* **What is expected**
Find and return each line containing "集成播控平台进行业务鉴权".

* **Material shown**

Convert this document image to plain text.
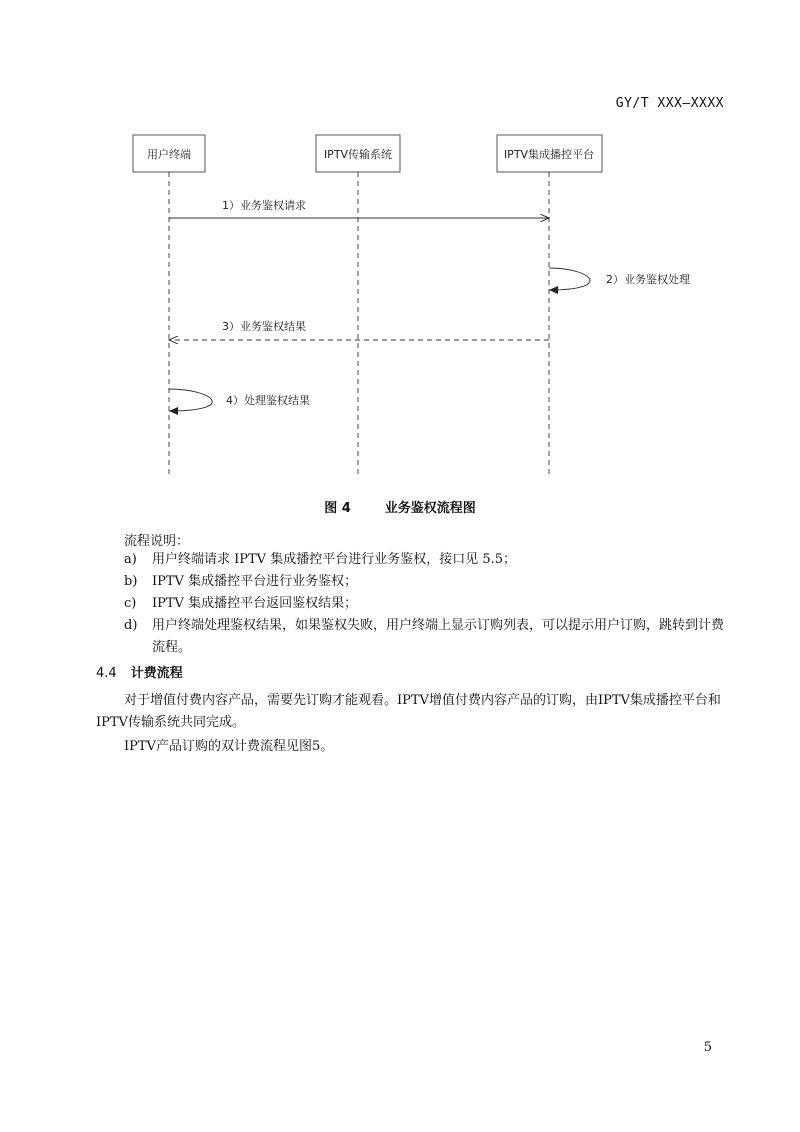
GY/T XXX—XXXX
用户终端	IPTV传输系统	IPTV集成播控平台
1）业务鉴权请求
2）业务鉴权处理
3）业务鉴权结果
4）处理鉴权结果
图 4	业务鉴权流程图
流程说明：
a) 用户终端请求 IPTV 集成播控平台进行业务鉴权，接口见 5.5；
b) IPTV 集成播控平台进行业务鉴权；
c) IPTV 集成播控平台返回鉴权结果；
d) 用户终端处理鉴权结果，如果鉴权失败，用户终端上显示订购列表，可以提示用户订购，跳转到计费流程。
4.4 计费流程
对于增值付费内容产品，需要先订购才能观看。IPTV增值付费内容产品的订购，由IPTV集成播控平台和IPTV传输系统共同完成。
IPTV产品订购的双计费流程见图5。
5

* **Exercise result**
a) 用户终端请求 IPTV 集成播控平台进行业务鉴权，接口见 5.5；
b) IPTV 集成播控平台进行业务鉴权；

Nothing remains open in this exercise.